(Stored records)

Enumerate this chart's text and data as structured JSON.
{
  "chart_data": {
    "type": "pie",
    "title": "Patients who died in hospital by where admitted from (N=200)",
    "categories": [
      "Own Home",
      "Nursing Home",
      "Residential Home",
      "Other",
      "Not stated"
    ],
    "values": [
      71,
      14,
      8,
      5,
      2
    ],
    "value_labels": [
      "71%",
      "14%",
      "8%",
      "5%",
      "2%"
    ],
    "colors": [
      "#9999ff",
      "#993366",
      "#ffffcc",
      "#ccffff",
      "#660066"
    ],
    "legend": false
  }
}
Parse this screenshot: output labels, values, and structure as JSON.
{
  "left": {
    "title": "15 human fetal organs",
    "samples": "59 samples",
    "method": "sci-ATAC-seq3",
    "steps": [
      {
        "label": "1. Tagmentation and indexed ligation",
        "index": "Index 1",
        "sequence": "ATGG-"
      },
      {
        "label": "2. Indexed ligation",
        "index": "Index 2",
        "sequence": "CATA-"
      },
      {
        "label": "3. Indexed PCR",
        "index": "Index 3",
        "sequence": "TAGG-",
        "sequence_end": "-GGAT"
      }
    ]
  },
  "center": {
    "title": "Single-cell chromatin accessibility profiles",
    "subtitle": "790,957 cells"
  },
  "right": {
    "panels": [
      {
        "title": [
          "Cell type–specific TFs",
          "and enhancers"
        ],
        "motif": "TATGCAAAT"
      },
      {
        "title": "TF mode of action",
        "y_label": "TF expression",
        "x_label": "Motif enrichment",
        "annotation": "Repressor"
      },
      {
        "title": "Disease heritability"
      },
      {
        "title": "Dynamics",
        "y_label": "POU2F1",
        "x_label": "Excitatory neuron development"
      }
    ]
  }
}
==
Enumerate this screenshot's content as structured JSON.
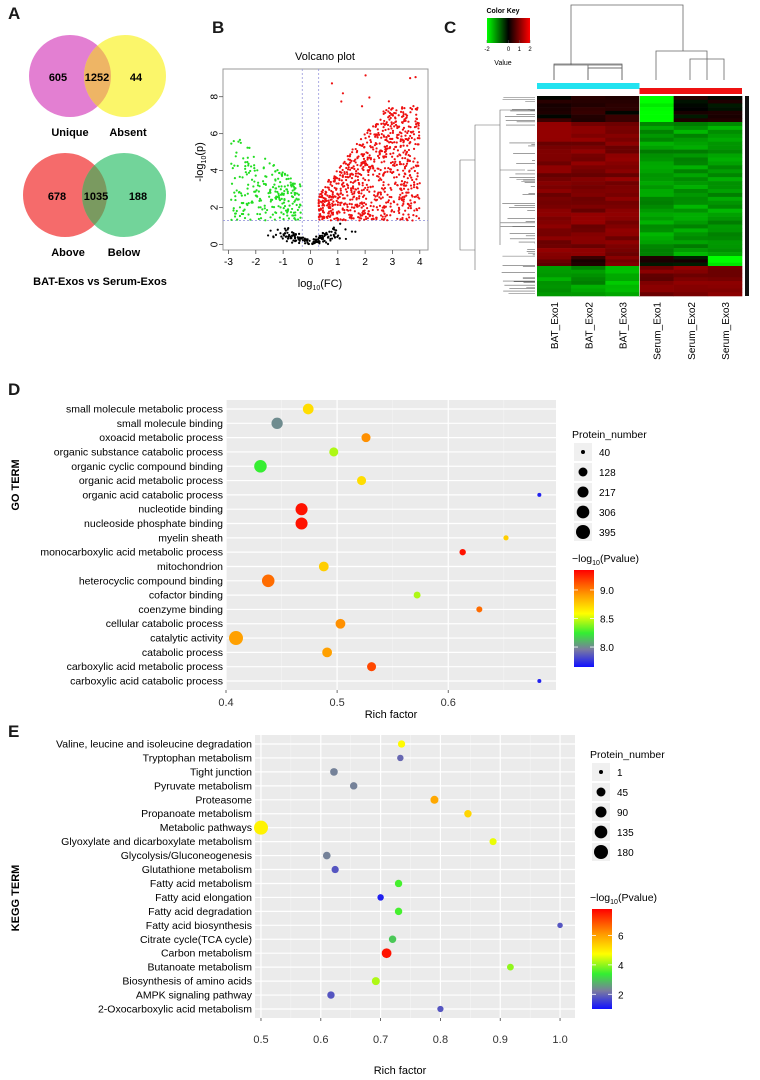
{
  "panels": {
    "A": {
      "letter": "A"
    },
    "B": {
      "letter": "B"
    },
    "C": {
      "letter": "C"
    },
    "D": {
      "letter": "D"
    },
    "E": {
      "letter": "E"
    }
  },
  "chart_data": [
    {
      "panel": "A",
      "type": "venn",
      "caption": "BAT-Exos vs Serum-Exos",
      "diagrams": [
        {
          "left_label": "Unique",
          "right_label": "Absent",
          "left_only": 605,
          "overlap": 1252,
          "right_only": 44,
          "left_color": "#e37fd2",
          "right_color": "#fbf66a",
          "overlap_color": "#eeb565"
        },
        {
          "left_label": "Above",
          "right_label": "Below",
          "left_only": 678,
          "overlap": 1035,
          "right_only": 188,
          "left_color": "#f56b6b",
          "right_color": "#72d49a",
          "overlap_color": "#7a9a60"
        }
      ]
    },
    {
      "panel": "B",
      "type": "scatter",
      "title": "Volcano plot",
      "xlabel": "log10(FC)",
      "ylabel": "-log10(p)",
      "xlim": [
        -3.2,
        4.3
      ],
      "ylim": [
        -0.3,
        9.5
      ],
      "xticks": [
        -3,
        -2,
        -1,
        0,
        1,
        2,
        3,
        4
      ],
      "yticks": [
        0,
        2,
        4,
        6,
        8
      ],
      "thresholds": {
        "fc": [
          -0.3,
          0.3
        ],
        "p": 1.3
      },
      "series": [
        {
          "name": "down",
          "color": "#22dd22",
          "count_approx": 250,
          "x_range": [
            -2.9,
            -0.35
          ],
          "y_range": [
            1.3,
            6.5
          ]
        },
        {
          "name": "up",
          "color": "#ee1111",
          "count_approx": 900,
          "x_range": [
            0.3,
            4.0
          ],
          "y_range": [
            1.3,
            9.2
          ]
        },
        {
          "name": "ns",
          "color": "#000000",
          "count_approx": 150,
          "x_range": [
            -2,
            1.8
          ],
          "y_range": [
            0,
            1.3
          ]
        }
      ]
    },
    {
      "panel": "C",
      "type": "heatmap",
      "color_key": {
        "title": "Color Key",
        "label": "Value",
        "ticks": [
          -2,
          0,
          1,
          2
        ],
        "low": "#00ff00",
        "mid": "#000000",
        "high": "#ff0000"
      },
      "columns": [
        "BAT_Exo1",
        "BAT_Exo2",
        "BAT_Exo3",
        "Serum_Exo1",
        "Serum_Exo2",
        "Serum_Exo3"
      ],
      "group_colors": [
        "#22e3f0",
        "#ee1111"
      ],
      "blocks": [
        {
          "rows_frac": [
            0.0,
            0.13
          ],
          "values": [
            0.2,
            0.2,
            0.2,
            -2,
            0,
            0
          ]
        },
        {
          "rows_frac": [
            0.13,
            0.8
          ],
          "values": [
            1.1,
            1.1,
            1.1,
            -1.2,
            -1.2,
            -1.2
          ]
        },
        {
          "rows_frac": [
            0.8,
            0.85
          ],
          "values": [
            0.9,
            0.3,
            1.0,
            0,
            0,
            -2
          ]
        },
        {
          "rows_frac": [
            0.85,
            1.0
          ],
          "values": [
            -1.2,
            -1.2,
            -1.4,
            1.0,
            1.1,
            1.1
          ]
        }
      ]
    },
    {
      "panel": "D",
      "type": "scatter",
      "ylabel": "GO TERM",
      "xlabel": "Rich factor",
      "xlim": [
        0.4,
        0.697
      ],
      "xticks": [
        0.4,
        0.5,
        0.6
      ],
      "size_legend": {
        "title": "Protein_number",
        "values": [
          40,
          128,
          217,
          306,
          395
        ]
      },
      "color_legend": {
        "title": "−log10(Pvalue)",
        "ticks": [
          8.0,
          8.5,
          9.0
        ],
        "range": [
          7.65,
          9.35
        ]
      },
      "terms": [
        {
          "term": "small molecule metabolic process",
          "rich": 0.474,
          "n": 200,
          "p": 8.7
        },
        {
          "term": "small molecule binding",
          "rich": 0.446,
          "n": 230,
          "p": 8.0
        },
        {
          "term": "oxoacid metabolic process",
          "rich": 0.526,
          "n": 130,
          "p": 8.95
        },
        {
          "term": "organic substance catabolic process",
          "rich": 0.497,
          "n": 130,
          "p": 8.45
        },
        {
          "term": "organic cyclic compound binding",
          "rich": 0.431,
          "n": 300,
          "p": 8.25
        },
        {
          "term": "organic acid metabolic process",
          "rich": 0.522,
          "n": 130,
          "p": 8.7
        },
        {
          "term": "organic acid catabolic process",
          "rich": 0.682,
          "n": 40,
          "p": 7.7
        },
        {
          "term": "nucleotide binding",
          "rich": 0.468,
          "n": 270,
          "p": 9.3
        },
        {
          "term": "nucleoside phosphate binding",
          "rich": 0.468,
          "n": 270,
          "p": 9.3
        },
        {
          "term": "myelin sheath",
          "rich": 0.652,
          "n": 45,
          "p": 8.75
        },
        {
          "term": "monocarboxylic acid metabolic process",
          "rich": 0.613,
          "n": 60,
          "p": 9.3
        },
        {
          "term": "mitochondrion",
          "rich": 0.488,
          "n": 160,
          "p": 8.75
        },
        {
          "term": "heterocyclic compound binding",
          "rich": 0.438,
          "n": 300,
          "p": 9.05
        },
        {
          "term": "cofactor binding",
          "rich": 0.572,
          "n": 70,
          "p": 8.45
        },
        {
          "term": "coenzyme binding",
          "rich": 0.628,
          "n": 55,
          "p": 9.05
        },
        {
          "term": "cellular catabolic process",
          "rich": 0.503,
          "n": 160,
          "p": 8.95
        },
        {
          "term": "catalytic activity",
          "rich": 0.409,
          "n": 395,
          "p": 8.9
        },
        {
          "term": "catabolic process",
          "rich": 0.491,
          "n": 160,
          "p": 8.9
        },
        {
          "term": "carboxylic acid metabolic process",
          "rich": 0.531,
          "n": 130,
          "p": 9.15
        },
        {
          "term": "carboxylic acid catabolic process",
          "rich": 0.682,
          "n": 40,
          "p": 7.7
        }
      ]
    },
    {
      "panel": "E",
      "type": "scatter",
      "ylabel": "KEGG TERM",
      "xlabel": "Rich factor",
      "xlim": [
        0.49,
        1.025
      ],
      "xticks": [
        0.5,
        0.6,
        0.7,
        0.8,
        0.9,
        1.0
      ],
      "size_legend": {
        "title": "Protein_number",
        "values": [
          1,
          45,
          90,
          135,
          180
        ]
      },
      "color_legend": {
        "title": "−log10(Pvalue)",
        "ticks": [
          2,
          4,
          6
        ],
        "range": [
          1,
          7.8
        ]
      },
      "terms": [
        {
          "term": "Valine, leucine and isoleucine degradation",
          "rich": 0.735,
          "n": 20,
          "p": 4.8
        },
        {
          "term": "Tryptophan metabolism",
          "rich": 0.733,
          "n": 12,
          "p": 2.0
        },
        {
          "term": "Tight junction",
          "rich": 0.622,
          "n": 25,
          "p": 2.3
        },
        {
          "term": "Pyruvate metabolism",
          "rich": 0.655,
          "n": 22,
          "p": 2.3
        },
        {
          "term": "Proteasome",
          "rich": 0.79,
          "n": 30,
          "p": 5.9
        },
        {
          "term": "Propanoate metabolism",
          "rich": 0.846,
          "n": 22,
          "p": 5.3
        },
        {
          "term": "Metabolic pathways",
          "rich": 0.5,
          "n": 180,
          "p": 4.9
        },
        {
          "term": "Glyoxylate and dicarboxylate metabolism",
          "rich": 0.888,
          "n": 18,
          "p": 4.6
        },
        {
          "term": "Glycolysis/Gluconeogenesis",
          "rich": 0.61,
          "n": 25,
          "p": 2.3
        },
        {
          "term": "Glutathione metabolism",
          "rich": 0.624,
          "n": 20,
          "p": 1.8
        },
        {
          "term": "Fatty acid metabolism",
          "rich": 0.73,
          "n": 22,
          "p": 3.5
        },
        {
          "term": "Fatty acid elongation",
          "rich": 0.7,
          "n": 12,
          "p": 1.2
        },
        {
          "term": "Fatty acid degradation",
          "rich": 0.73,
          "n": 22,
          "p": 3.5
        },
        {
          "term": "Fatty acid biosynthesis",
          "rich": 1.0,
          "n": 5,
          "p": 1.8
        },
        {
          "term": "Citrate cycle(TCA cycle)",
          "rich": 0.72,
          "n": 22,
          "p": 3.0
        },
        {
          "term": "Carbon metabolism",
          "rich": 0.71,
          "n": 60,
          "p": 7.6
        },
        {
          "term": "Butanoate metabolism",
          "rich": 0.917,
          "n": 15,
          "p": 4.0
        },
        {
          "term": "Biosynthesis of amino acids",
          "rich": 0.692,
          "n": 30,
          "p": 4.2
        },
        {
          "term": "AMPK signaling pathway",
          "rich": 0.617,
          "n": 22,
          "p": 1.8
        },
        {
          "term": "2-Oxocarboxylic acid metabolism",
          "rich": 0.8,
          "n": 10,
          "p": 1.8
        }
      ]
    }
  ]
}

Exercise prompt: Only the lines containing the string "Fatty" are needed; pull them out of the records.

Exercise answer:
          "term": "Fatty acid metabolism",
          "term": "Fatty acid elongation",
          "term": "Fatty acid degradation",
          "term": "Fatty acid biosynthesis",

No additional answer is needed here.